● **Records shown**
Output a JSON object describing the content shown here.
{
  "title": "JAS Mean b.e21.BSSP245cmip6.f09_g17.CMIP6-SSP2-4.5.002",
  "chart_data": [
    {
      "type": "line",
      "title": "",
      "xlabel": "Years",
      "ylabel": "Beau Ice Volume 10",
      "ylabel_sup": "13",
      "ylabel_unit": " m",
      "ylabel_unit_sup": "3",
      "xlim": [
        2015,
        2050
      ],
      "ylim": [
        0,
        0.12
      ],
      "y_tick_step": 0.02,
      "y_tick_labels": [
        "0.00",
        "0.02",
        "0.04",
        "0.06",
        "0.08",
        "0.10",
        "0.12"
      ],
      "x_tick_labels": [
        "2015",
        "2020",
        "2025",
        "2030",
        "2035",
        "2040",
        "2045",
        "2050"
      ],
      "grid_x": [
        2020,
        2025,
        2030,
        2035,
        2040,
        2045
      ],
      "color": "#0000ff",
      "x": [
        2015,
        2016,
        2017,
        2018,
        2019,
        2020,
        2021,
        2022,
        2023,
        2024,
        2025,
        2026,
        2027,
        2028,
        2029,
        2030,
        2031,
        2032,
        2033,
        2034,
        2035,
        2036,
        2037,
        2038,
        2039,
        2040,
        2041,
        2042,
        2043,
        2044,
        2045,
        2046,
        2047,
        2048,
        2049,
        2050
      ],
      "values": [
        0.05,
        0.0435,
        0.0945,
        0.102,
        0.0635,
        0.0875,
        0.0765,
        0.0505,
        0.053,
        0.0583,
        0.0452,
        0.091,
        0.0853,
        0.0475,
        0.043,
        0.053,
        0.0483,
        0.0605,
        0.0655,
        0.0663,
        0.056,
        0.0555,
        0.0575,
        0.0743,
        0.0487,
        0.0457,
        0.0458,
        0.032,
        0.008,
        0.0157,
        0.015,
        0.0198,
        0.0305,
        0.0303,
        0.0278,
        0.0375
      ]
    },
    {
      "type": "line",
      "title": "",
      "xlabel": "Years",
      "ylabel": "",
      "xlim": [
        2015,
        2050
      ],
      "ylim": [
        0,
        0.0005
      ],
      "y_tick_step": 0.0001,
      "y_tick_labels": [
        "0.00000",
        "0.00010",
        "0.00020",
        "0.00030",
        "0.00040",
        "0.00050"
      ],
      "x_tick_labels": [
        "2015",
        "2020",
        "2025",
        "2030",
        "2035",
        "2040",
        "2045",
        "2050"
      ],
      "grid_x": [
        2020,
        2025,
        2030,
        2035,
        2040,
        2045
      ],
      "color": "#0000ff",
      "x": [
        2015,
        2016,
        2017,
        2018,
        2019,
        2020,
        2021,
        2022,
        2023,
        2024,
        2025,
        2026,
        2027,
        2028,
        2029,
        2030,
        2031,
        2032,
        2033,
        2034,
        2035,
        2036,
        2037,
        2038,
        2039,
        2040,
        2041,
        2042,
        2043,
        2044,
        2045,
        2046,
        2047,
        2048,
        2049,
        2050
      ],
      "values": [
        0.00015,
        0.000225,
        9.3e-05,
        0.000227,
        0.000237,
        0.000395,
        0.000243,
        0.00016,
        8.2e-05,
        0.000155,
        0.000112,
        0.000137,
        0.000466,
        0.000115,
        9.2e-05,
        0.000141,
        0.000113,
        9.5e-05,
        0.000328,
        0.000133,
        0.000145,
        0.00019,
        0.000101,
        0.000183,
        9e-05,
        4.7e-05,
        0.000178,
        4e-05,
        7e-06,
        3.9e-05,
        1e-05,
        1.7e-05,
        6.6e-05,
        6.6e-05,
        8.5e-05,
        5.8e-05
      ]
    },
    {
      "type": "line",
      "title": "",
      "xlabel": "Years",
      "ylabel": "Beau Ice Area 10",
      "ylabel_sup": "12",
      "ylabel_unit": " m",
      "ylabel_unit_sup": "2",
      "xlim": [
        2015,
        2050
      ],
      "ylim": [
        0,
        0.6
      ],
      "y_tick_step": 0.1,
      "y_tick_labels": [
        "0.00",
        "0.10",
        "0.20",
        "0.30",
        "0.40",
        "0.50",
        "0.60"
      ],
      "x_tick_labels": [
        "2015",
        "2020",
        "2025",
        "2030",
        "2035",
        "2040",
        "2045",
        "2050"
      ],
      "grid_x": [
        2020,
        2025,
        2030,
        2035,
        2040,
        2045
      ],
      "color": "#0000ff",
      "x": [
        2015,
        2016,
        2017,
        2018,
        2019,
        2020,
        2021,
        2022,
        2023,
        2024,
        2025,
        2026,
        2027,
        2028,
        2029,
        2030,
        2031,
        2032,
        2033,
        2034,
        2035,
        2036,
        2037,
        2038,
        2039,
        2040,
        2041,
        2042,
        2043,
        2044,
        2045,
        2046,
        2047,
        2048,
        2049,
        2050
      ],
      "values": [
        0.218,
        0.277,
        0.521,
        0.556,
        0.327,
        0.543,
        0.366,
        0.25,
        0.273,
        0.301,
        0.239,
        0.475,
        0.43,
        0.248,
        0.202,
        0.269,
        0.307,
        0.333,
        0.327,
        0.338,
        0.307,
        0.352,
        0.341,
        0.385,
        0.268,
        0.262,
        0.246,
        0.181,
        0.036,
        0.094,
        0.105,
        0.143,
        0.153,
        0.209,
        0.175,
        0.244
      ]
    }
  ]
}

● **Exercise objective**
Wherever the string "Beau" appears in the entries above, list that line.

● **Completed task**
      "ylabel": "Beau Ice Volume 10",
      "ylabel": "Beau Ice Area 10",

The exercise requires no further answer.